What to produce
Within the records below, find each line that holds the string "same", then copy it.

Supplied material
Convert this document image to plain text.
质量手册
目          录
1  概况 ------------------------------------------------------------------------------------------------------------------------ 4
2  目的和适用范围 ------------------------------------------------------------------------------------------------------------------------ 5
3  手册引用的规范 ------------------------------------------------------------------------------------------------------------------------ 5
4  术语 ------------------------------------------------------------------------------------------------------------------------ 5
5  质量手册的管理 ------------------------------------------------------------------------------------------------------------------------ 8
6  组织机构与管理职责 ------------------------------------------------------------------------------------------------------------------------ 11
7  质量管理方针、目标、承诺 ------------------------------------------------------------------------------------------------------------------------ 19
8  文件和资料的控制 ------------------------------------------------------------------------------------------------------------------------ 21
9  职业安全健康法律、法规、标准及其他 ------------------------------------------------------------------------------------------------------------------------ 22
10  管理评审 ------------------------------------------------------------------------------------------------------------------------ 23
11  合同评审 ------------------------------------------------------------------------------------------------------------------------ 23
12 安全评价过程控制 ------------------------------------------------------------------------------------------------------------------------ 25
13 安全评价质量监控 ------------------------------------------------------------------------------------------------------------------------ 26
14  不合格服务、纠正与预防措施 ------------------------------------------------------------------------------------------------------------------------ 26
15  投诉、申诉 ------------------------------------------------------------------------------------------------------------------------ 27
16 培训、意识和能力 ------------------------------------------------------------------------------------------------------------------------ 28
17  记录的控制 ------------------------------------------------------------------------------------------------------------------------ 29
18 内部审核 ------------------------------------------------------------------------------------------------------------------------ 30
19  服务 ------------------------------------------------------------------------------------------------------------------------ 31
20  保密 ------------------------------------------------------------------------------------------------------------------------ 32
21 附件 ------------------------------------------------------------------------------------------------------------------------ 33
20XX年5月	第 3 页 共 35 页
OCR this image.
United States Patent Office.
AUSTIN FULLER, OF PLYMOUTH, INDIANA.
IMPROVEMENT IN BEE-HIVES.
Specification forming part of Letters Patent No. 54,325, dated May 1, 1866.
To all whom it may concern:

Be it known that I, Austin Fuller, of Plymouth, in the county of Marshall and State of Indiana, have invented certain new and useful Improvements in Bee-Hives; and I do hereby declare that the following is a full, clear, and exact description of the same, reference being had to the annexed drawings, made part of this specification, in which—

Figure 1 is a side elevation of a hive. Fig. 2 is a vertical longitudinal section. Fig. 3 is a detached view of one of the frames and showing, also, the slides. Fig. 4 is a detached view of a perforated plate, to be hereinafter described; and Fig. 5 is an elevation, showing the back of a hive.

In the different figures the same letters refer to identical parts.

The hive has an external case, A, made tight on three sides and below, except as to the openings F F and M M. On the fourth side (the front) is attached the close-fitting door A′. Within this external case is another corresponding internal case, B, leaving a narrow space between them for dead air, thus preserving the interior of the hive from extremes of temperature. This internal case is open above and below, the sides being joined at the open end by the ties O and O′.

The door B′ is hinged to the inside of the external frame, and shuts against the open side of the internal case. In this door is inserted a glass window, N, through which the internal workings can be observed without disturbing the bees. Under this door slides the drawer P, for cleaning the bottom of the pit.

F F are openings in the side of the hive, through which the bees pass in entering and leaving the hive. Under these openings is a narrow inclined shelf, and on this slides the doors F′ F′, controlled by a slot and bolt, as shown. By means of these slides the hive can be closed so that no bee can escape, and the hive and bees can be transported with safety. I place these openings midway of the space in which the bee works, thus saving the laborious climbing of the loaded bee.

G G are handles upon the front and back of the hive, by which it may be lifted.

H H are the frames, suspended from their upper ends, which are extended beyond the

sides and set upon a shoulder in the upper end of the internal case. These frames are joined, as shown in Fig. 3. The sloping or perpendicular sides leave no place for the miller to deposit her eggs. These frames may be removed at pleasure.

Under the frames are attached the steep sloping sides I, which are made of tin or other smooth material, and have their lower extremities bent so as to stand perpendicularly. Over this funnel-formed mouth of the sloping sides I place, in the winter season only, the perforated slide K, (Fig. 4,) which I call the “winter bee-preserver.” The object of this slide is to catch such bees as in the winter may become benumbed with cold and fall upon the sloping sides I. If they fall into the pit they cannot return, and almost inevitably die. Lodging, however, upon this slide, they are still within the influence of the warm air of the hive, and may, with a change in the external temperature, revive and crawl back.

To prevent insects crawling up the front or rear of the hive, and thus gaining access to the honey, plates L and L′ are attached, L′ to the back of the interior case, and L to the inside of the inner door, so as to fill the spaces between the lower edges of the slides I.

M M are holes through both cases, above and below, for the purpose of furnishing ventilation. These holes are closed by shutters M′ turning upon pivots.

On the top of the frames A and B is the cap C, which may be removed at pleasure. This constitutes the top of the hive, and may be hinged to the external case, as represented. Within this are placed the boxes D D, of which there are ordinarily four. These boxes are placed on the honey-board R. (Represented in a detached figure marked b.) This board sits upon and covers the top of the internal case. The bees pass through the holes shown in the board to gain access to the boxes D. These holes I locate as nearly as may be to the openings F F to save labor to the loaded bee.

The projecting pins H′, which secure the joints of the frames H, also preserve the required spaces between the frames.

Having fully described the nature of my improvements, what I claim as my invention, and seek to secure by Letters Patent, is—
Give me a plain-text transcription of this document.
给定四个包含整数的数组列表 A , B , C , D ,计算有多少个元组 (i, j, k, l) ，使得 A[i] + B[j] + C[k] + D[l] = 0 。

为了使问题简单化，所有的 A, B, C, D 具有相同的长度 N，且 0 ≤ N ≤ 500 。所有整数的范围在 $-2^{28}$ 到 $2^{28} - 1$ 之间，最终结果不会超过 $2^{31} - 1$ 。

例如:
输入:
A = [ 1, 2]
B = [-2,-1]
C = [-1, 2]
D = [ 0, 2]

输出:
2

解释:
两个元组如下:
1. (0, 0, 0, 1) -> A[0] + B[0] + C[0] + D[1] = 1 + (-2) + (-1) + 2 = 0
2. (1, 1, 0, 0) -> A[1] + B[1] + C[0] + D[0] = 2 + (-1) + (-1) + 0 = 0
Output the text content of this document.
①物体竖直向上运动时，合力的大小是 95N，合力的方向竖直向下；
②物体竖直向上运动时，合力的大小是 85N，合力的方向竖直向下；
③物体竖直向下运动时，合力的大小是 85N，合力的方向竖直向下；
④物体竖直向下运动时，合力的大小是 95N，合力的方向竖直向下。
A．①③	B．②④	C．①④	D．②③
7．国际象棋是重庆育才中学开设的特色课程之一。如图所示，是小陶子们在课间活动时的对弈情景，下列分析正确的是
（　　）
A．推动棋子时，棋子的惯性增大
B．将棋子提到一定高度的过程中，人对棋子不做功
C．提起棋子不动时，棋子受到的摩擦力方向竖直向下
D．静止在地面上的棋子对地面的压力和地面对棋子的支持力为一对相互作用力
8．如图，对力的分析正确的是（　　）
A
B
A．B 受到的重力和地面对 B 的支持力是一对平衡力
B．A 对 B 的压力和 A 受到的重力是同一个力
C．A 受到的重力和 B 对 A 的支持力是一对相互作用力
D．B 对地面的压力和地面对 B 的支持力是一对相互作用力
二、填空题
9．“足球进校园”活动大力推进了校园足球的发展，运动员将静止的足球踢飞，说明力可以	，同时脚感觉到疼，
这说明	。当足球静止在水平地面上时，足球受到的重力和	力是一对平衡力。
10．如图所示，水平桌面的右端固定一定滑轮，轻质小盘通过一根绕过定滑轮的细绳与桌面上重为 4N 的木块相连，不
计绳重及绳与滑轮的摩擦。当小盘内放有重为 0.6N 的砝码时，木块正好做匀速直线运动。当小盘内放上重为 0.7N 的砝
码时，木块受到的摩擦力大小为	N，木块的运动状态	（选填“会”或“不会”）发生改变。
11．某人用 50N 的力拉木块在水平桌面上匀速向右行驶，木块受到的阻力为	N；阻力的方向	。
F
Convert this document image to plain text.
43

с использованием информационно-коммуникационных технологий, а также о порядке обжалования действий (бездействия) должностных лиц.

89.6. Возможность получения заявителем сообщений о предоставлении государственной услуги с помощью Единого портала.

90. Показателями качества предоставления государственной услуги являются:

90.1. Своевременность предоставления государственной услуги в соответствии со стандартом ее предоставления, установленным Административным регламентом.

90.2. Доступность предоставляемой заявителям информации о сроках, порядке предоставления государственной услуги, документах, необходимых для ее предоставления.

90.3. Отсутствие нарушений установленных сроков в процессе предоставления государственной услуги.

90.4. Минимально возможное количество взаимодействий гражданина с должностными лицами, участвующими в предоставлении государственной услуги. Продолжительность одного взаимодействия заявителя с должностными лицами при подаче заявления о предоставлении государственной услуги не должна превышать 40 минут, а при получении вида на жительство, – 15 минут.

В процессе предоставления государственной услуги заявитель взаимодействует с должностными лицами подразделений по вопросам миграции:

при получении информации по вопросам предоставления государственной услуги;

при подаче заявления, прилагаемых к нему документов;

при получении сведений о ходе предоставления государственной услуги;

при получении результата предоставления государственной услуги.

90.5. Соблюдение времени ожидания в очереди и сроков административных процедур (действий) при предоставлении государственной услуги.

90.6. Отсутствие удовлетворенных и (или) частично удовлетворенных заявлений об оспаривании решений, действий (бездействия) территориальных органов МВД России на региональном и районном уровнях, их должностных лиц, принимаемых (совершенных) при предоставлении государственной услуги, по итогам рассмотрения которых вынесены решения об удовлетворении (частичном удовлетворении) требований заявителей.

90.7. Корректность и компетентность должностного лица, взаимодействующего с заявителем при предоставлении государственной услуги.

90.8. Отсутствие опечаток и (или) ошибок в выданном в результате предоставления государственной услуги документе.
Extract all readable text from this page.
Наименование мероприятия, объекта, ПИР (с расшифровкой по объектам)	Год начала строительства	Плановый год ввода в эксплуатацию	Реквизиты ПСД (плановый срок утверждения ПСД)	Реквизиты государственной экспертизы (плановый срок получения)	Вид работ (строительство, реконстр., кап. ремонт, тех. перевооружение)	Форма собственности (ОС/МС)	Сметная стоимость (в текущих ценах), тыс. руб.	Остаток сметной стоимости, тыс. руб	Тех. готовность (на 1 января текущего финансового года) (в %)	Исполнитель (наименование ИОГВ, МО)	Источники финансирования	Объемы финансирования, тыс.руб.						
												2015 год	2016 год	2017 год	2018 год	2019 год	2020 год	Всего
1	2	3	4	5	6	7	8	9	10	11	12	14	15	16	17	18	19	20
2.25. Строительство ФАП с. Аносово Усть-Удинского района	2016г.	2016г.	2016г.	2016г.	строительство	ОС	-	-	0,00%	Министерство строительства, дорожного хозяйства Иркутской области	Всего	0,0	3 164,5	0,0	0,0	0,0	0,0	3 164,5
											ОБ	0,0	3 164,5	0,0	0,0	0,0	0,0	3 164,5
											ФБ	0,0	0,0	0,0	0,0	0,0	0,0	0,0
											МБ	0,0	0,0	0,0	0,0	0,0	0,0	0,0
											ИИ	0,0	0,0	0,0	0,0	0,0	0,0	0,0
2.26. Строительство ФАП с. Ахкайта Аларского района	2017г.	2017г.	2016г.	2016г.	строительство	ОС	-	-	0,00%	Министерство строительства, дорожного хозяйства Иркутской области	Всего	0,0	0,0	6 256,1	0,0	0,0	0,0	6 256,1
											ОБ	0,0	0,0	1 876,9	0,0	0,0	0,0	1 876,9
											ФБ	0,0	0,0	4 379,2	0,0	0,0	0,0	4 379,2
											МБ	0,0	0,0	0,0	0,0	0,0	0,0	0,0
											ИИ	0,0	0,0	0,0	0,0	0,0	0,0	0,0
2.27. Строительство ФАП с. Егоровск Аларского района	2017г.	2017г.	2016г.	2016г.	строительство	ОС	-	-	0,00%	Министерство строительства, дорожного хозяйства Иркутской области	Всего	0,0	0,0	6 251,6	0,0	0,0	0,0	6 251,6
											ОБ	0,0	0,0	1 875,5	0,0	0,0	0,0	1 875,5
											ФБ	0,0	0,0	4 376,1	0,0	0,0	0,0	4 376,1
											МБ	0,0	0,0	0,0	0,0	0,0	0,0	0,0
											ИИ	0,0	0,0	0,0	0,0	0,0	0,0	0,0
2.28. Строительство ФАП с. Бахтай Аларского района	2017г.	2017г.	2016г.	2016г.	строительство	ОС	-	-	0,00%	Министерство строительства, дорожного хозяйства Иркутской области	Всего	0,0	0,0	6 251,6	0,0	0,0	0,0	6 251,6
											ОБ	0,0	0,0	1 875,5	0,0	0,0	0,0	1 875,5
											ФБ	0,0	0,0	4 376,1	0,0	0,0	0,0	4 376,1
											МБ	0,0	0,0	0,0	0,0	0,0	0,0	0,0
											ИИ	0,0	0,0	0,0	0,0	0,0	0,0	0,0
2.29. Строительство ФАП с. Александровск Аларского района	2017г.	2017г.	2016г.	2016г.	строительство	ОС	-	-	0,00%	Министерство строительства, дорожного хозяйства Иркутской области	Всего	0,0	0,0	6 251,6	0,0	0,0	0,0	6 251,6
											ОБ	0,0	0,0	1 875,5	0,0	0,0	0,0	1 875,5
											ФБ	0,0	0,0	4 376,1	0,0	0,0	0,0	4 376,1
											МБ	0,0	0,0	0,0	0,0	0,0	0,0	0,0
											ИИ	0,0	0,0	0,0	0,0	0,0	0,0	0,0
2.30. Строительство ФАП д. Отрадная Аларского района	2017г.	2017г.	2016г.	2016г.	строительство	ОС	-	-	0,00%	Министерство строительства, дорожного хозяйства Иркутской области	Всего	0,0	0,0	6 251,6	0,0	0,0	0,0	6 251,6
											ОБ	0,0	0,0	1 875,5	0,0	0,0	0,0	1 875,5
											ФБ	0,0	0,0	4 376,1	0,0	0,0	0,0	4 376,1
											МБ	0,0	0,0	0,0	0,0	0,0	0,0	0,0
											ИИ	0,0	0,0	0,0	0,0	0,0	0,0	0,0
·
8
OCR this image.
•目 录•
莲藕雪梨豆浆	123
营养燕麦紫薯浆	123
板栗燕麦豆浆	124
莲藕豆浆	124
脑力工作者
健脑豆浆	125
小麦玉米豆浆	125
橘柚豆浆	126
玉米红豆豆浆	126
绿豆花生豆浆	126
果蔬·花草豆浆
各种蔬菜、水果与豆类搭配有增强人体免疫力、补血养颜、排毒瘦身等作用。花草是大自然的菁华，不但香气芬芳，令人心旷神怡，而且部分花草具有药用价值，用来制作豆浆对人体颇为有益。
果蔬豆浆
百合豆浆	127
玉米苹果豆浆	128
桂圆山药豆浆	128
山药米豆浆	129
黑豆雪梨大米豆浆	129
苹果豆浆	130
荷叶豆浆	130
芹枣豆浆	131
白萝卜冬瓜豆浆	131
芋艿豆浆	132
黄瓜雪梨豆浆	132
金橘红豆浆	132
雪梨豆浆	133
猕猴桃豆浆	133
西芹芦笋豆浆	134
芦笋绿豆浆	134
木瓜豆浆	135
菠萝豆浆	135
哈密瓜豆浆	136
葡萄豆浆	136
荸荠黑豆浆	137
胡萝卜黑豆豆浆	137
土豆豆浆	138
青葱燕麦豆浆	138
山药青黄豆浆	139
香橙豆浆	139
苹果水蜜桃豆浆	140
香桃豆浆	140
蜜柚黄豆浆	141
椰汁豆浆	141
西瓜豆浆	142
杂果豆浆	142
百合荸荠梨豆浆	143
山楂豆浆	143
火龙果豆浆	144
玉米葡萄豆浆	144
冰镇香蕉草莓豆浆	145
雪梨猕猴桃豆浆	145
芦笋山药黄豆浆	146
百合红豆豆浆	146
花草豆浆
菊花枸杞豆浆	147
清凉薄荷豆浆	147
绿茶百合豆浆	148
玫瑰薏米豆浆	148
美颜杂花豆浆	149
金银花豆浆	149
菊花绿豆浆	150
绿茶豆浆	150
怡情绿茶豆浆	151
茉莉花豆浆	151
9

Full response
Be it known that I, Austin Fuller, of Plymouth, in the county of Marshall and State of Indiana, have invented certain new and useful Improvements in Bee-Hives; and I do hereby declare that the following is a full, clear, and exact description of the same, reference being had to the annexed drawings, made part of this specification, in which—
In the different figures the same letters refer to identical parts.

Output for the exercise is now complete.